Go through the records and copy each line where the word "Wavelength" occurs.

%%

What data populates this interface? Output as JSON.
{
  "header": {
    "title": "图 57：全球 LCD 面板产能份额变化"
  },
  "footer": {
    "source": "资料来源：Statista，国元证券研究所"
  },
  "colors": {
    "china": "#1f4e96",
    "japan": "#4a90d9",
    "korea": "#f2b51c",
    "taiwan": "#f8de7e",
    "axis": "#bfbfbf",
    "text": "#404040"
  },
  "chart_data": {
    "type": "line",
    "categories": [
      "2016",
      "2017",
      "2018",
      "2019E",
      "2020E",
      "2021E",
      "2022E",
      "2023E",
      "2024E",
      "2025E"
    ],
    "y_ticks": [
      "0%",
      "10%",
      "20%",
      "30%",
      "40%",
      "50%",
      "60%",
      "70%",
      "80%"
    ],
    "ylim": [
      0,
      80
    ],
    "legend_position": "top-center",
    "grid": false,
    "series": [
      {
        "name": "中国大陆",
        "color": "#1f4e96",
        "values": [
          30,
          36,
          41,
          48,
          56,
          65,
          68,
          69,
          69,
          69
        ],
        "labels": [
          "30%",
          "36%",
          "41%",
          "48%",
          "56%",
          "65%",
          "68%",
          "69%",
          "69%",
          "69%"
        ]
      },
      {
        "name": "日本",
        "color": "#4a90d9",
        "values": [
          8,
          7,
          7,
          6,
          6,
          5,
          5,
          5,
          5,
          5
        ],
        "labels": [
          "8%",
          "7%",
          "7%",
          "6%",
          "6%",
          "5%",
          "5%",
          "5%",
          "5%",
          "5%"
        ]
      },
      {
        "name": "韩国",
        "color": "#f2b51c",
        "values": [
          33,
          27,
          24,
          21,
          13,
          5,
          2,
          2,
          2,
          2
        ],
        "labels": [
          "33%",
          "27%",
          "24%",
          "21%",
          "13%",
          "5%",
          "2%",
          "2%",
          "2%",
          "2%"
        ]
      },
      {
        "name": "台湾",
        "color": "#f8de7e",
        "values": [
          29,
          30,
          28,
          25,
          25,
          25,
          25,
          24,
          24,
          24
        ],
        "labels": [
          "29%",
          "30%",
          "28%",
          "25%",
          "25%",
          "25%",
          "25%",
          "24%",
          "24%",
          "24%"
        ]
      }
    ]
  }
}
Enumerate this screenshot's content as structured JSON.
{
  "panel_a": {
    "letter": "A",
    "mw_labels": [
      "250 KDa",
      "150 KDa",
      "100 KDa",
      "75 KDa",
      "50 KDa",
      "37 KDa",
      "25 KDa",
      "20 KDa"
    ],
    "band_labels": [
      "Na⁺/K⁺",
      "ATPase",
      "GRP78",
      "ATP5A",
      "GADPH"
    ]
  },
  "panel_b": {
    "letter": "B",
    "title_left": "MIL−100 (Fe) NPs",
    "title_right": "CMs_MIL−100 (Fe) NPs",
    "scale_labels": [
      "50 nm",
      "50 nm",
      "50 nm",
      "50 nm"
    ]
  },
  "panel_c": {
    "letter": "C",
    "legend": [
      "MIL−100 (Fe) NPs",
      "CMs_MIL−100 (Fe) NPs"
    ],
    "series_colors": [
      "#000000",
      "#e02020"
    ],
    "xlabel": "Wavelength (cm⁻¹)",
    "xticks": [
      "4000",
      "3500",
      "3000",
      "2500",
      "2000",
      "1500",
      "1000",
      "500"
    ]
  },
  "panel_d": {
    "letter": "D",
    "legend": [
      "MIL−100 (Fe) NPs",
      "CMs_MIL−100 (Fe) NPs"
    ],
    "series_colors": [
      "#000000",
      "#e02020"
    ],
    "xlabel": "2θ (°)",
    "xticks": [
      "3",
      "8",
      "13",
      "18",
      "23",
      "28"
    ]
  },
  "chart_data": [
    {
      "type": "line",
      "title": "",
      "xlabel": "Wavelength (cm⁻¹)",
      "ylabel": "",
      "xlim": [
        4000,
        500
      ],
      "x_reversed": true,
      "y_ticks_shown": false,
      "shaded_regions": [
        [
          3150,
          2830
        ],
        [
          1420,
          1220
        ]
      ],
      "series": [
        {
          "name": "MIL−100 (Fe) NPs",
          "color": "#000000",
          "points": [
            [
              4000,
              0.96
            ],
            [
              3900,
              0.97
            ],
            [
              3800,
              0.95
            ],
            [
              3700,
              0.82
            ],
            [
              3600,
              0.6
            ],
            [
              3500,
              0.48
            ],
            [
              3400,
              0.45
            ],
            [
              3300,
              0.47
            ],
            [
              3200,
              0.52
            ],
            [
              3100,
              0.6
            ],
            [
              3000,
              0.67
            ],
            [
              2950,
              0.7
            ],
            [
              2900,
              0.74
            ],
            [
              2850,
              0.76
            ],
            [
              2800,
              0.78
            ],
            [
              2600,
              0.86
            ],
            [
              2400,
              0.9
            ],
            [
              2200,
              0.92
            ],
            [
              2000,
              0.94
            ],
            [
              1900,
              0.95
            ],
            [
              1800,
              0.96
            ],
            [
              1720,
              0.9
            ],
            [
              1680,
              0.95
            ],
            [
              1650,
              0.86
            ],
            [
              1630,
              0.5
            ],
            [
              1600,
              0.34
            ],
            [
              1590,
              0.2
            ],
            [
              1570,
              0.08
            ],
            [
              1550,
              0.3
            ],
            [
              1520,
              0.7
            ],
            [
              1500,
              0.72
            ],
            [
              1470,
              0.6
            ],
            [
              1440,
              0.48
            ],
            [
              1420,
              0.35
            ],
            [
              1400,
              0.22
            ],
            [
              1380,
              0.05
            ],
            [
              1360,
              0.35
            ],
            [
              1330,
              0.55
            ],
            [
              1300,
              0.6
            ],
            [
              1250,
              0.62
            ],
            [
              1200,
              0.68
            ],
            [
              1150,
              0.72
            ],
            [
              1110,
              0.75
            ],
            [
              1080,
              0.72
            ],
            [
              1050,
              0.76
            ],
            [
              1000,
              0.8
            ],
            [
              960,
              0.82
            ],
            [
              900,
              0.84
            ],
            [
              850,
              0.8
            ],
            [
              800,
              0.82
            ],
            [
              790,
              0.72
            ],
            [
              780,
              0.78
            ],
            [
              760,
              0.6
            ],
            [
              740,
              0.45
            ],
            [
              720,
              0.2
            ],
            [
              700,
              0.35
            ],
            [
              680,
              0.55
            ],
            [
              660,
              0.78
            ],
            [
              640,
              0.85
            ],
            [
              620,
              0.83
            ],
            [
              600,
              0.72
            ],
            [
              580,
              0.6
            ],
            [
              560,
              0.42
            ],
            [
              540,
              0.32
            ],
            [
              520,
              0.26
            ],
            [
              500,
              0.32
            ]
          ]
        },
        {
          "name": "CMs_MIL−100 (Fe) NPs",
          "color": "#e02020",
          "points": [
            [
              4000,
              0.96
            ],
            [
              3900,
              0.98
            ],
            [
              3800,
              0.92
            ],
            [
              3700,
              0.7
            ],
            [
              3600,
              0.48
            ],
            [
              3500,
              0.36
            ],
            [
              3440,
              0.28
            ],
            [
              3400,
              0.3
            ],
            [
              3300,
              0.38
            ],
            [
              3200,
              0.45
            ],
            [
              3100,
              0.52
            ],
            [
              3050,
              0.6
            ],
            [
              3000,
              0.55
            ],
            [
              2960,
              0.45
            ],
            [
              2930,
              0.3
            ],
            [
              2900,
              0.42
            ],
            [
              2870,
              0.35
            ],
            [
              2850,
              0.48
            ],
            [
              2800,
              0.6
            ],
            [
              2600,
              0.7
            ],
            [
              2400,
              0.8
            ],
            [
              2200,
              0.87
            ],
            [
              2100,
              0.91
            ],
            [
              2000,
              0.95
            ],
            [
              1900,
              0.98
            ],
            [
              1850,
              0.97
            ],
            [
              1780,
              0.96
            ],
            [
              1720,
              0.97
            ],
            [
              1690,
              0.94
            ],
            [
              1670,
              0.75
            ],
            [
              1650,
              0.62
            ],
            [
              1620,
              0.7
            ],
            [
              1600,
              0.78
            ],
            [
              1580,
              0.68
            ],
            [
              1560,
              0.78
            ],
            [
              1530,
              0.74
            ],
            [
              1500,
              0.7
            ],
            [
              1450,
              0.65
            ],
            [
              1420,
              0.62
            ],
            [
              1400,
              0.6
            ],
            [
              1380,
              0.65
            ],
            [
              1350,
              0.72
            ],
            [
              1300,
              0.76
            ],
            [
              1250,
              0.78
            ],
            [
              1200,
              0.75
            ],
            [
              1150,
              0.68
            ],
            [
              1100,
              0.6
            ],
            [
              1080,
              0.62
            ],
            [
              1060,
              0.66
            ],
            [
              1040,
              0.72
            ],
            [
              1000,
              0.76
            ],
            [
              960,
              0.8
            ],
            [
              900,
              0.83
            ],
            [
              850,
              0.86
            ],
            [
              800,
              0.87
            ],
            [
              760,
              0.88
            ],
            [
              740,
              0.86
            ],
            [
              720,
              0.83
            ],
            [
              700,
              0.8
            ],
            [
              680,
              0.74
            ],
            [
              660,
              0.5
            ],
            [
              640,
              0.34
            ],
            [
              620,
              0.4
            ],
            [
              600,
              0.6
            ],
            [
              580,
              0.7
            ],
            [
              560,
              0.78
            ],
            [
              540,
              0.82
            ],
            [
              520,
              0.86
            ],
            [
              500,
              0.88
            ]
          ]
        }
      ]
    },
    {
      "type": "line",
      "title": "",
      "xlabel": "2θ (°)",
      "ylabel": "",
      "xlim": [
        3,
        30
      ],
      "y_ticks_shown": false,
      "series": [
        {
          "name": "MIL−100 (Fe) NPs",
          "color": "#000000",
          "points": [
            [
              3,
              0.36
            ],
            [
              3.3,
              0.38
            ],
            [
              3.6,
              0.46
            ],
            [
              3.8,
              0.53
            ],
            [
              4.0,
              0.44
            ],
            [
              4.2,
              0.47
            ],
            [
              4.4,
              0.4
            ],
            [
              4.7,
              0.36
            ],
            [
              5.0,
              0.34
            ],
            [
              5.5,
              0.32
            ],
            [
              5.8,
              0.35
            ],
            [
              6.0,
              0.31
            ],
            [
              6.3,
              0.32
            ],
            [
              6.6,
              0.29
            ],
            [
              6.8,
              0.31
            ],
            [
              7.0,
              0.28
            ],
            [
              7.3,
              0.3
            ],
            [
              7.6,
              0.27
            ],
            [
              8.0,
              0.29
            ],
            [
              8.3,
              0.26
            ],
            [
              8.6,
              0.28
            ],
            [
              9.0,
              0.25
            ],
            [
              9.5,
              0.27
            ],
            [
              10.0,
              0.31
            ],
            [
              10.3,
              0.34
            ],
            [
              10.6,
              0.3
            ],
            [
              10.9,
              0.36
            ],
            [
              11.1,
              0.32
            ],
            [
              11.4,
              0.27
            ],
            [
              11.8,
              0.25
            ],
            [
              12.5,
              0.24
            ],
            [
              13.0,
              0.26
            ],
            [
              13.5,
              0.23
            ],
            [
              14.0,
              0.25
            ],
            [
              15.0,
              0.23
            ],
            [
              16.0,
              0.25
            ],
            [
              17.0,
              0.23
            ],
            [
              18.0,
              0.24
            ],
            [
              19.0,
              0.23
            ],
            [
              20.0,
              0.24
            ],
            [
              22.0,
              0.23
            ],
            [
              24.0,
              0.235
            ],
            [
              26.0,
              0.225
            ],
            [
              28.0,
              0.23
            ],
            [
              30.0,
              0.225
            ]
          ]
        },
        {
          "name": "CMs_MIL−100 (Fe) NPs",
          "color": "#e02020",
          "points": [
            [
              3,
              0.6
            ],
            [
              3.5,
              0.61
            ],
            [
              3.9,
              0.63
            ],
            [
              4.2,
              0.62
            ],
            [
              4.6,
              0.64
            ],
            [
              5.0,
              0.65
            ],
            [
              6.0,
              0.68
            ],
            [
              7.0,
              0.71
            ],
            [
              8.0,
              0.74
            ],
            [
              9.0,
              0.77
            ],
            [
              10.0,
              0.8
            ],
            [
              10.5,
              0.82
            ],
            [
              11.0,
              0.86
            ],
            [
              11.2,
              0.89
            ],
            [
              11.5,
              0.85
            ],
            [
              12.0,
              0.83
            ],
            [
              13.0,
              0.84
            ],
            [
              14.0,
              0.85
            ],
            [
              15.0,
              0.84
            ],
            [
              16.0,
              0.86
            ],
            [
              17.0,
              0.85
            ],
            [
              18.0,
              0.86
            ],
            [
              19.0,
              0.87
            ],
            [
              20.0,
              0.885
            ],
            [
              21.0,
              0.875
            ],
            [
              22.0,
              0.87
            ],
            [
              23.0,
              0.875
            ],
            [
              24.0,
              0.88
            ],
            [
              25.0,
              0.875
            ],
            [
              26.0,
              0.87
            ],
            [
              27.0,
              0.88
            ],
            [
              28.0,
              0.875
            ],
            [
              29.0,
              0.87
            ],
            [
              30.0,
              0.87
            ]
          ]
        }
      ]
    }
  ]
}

%%

◆ **THE RESPONSE**:
    "xlabel": "Wavelength (cm⁻¹)",
      "xlabel": "Wavelength (cm⁻¹)",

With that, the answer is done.